PROVIDED RECORDS
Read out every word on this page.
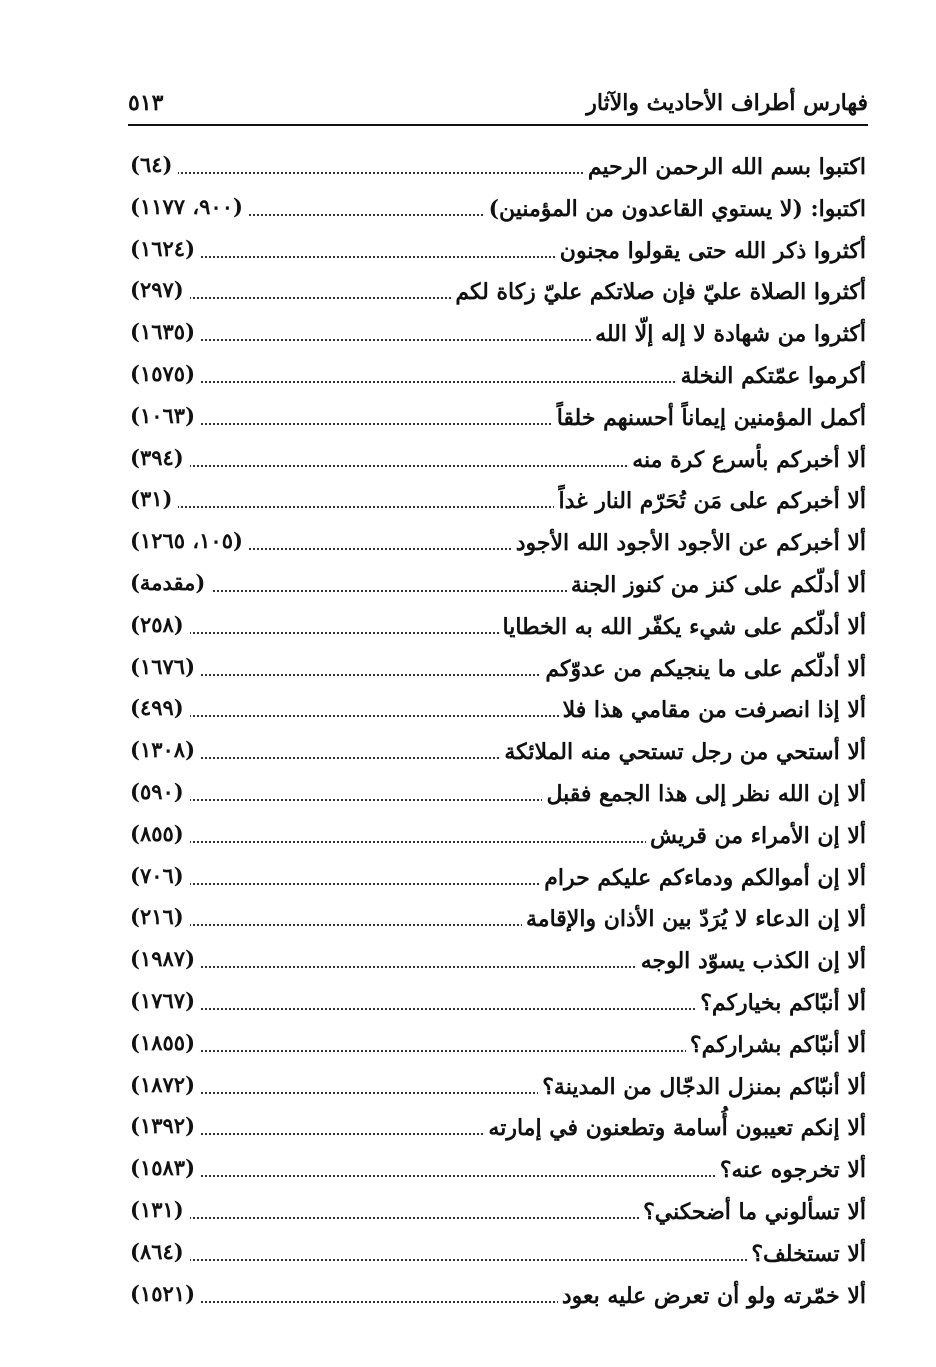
فهارس أطراف الأحاديث والآثار
٥١٣
اكتبوا بسم الله الرحمن الرحيم
(٦٤)
اكتبوا: (لا يستوي القاعدون من المؤمنين)
(٩٠٠، ١١٧٧)
أكثروا ذكر الله حتى يقولوا مجنون
(١٦٢٤)
أكثروا الصلاة عليّ فإن صلاتكم عليّ زكاة لكم
(٢٩٧)
أكثروا من شهادة لا إله إلّا الله
(١٦٣٥)
أكرموا عمّتكم النخلة
(١٥٧٥)
أكمل المؤمنين إيماناً أحسنهم خلقاً
(١٠٦٣)
ألا أخبركم بأسرع كرة منه
(٣٩٤)
ألا أخبركم على مَن تُحَرّم النار غداً
(٣١)
ألا أخبركم عن الأجود الأجود الله الأجود
(١٠٥، ١٢٦٥)
ألا أدلّكم على كنز من كنوز الجنة
(مقدمة)
ألا أدلّكم على شيء يكفّر الله به الخطايا
(٢٥٨)
ألا أدلّكم على ما ينجيكم من عدوّكم
(١٦٧٦)
ألا إذا انصرفت من مقامي هذا فلا
(٤٩٩)
ألا أستحي من رجل تستحي منه الملائكة
(١٣٠٨)
ألا إن الله نظر إلى هذا الجمع فقبل
(٥٩٠)
ألا إن الأمراء من قريش
(٨٥٥)
ألا إن أموالكم ودماءكم عليكم حرام
(٧٠٦)
ألا إن الدعاء لا يُرَدّ بين الأذان والإقامة
(٢١٦)
ألا إن الكذب يسوّد الوجه
(١٩٨٧)
ألا أنبّاكم بخياركم؟
(١٧٦٧)
ألا أنبّاكم بشراركم؟
(١٨٥٥)
ألا أنبّاكم بمنزل الدجّال من المدينة؟
(١٨٧٢)
ألا إنكم تعيبون أُسامة وتطعنون في إمارته
(١٣٩٢)
ألا تخرجوه عنه؟
(١٥٨٣)
ألا تسألوني ما أضحكني؟
(١٣١)
ألا تستخلف؟
(٨٦٤)
ألا خمّرته ولو أن تعرض عليه بعود
(١٥٢١)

EXERCISE OBJECTIVE
Go through the records above and copy every line with the word "اكتبوا".

ANSWER TO THE TASK
اكتبوا بسم الله الرحمن الرحيم
اكتبوا: (لا يستوي القاعدون من المؤمنين)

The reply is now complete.